* **WHAT YOU HAVE TO DO**: Identify and reproduce every line holding the string "JSON".

[Entries with figure data]
+--

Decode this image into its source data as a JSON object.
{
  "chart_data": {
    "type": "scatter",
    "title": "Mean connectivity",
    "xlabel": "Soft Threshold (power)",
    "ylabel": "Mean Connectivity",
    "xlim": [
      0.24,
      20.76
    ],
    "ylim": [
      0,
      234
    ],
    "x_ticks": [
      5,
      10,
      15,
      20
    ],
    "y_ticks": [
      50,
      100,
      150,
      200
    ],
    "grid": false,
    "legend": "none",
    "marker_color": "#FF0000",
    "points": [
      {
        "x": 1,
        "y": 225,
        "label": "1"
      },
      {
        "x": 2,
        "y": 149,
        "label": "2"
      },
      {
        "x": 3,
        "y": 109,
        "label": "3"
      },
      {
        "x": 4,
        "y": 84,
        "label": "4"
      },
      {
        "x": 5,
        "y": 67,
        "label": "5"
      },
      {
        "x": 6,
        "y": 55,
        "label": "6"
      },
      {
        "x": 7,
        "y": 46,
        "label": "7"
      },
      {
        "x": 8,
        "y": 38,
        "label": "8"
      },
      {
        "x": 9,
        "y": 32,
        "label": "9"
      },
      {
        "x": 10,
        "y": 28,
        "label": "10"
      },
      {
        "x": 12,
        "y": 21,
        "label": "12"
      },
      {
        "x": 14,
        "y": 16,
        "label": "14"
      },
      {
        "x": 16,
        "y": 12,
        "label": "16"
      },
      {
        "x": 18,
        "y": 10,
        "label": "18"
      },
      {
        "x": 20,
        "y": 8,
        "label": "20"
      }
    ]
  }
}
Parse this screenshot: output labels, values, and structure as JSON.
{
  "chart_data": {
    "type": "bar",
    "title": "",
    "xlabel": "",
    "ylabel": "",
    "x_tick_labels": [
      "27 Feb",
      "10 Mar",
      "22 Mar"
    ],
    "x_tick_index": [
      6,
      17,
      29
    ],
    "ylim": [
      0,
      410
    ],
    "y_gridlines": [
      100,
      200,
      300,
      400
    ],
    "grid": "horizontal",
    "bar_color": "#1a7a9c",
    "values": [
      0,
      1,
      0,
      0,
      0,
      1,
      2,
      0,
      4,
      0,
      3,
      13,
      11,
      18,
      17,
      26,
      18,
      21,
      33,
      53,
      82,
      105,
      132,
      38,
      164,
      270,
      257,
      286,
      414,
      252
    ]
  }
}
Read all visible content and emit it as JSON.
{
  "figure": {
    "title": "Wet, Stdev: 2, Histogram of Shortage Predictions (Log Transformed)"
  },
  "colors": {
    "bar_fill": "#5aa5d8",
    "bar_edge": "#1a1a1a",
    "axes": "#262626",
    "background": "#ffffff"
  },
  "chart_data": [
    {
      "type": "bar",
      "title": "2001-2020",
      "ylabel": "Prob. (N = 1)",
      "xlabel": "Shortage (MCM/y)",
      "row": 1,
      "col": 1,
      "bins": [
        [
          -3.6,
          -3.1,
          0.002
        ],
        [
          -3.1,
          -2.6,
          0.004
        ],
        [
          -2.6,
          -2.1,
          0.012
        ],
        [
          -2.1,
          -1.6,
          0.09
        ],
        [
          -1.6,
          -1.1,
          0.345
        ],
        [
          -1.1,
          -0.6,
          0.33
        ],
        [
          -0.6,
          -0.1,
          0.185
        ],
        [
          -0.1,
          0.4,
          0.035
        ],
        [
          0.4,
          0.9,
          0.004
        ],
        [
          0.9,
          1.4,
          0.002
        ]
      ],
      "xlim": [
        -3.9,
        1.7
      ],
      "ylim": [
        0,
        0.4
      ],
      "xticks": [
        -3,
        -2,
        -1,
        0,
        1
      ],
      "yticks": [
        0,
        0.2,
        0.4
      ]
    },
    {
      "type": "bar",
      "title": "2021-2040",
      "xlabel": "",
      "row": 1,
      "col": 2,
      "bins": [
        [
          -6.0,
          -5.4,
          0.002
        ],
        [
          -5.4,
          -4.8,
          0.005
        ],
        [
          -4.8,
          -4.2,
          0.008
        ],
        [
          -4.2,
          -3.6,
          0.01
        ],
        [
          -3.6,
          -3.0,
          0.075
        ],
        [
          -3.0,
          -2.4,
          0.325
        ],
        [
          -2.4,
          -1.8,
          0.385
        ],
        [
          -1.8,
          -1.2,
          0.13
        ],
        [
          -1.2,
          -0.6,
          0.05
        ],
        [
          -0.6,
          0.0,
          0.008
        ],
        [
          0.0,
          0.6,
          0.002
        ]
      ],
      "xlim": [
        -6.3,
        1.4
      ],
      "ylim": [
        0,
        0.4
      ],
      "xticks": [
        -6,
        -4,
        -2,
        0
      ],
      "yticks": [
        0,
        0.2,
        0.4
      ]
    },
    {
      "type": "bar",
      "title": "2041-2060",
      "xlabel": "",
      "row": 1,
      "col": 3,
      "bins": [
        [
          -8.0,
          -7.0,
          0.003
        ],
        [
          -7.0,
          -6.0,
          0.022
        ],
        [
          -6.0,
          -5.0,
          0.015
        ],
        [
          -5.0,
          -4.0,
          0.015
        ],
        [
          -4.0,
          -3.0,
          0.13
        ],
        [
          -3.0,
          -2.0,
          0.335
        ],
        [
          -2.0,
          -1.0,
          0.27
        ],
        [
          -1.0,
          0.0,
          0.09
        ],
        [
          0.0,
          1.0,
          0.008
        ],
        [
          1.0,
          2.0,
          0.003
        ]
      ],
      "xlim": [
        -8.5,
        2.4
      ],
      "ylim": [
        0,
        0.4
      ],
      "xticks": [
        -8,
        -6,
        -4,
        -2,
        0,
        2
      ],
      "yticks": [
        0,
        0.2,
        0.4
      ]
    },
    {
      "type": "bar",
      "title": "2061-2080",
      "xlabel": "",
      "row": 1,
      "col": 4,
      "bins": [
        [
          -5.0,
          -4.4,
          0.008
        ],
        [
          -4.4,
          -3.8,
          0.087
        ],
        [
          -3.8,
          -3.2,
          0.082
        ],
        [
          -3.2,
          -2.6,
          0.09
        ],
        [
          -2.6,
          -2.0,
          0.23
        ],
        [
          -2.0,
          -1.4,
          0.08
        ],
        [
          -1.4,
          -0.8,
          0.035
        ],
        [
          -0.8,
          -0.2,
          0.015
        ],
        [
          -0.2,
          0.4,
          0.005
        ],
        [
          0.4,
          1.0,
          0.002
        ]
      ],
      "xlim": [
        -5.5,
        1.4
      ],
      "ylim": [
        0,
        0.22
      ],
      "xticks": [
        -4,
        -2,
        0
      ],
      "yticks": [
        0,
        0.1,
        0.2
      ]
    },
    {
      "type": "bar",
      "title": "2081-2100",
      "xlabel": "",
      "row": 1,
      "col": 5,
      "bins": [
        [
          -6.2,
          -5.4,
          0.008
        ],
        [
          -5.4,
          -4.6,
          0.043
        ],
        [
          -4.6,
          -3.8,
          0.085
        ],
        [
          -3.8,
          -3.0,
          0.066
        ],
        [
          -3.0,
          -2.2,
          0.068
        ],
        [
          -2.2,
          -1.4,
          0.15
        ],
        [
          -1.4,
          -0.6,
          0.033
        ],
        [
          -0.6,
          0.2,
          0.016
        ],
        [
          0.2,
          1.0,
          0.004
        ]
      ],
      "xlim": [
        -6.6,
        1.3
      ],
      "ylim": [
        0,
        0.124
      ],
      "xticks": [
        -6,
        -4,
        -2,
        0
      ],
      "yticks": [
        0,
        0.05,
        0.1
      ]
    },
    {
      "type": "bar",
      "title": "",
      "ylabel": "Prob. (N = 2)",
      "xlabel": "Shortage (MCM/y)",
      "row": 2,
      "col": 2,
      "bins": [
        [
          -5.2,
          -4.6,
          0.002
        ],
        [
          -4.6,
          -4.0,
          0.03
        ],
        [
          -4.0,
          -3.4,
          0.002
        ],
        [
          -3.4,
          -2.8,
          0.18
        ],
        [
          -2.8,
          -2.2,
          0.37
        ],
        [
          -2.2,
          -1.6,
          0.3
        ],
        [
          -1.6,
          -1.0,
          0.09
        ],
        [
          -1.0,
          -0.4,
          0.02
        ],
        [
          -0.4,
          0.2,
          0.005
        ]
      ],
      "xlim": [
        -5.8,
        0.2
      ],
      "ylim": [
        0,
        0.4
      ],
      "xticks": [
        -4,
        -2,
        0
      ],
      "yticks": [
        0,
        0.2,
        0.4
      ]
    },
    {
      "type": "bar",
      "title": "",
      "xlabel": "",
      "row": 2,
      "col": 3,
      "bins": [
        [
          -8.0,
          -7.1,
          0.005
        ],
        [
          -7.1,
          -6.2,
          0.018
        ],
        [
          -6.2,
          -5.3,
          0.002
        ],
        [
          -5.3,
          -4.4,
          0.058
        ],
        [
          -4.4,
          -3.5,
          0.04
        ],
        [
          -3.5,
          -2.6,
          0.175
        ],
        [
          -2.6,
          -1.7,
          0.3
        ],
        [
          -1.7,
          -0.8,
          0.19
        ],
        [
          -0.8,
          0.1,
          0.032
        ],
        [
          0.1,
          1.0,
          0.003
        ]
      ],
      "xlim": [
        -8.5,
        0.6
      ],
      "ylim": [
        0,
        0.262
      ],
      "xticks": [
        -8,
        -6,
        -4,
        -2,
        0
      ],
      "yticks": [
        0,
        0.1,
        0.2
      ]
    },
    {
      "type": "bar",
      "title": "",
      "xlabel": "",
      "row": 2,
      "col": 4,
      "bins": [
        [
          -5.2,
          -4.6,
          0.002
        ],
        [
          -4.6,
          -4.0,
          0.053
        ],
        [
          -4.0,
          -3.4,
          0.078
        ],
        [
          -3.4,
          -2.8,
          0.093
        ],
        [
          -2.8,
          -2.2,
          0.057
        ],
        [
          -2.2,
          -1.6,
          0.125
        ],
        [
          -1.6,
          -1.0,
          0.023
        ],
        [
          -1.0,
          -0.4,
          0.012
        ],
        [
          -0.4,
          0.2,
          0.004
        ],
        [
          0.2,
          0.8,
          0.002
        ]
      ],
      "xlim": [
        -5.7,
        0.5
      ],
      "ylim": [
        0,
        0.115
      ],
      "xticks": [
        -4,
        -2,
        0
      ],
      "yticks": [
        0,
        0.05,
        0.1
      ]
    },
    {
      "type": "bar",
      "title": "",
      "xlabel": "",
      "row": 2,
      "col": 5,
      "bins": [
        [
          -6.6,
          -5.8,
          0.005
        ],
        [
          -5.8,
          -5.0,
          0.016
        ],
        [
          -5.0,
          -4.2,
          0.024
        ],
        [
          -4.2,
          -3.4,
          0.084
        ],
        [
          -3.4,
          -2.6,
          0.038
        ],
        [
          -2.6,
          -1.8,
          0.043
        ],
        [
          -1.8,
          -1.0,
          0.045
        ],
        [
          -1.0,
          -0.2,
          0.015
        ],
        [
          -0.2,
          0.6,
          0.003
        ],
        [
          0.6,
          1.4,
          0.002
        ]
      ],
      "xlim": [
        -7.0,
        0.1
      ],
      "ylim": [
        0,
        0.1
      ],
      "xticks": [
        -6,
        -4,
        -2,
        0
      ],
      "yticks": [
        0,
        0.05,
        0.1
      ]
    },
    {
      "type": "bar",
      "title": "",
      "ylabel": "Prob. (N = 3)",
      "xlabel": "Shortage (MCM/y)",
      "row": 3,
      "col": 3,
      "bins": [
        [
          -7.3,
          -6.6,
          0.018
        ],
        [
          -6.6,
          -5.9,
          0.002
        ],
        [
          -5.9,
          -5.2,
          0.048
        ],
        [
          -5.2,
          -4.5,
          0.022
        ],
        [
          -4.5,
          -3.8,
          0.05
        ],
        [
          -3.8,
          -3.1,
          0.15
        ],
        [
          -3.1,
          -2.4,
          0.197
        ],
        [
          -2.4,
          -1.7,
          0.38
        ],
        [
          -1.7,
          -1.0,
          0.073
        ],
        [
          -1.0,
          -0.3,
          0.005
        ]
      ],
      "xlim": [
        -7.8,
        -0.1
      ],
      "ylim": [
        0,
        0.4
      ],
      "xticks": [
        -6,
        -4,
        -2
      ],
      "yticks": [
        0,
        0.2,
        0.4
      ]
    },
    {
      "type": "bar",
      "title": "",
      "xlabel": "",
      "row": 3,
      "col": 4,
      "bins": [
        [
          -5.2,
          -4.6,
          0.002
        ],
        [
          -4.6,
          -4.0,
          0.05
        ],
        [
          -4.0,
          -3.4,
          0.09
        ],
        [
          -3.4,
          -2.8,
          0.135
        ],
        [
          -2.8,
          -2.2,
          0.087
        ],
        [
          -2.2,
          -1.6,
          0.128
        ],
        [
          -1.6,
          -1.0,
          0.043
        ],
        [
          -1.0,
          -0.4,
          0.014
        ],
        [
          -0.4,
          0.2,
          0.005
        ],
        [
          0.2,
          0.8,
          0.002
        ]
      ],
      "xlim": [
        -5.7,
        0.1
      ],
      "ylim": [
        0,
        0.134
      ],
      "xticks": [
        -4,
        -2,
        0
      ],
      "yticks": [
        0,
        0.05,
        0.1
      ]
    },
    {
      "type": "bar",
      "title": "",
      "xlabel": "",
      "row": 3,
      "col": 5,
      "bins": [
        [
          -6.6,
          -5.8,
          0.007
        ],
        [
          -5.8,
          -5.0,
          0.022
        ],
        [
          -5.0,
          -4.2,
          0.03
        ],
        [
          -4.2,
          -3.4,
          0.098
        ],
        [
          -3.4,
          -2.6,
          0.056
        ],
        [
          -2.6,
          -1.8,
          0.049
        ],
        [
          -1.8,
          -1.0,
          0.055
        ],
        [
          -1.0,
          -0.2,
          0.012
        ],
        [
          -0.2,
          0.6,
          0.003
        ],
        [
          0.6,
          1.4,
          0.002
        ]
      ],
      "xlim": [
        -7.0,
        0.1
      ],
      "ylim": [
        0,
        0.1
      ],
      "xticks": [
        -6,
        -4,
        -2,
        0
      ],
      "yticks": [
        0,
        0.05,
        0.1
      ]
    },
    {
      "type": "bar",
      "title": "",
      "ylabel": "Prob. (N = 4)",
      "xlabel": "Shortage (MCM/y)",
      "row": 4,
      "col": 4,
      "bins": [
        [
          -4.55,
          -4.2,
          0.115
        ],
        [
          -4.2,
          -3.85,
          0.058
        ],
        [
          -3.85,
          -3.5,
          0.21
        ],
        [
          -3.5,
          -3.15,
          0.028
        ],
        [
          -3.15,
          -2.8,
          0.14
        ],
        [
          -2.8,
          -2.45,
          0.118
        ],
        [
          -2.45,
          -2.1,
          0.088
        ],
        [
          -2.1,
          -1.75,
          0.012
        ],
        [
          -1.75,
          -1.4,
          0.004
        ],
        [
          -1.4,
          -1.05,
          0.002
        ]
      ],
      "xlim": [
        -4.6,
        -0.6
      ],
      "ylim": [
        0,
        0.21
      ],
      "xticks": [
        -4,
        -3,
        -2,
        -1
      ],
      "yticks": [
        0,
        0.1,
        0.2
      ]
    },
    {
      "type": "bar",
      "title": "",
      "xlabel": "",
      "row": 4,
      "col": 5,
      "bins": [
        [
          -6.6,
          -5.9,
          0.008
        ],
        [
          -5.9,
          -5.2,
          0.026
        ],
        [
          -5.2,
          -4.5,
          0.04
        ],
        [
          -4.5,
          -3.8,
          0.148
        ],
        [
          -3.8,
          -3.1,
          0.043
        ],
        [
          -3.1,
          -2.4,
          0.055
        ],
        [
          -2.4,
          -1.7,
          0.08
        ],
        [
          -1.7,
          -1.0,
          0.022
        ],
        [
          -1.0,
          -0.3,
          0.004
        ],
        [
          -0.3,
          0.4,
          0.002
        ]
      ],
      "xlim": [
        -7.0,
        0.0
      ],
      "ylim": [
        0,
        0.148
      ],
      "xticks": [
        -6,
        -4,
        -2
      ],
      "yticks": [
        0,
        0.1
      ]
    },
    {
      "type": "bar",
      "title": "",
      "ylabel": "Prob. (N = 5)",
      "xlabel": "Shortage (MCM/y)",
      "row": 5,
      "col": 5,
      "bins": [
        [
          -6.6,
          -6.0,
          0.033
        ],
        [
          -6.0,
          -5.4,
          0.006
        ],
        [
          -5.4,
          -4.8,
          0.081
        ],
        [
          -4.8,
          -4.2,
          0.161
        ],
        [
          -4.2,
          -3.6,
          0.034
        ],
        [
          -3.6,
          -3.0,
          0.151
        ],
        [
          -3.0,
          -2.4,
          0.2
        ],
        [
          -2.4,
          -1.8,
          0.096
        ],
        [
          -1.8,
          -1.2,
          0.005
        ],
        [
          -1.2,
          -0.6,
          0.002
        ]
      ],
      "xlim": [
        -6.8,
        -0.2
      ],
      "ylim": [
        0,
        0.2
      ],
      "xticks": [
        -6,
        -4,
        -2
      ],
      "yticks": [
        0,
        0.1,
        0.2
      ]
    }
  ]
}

+--

* **FINAL RESULT**:
Decode this image into its source data as a JSON object.
Parse this screenshot: output labels, values, and structure as JSON.
Read all visible content and emit it as JSON.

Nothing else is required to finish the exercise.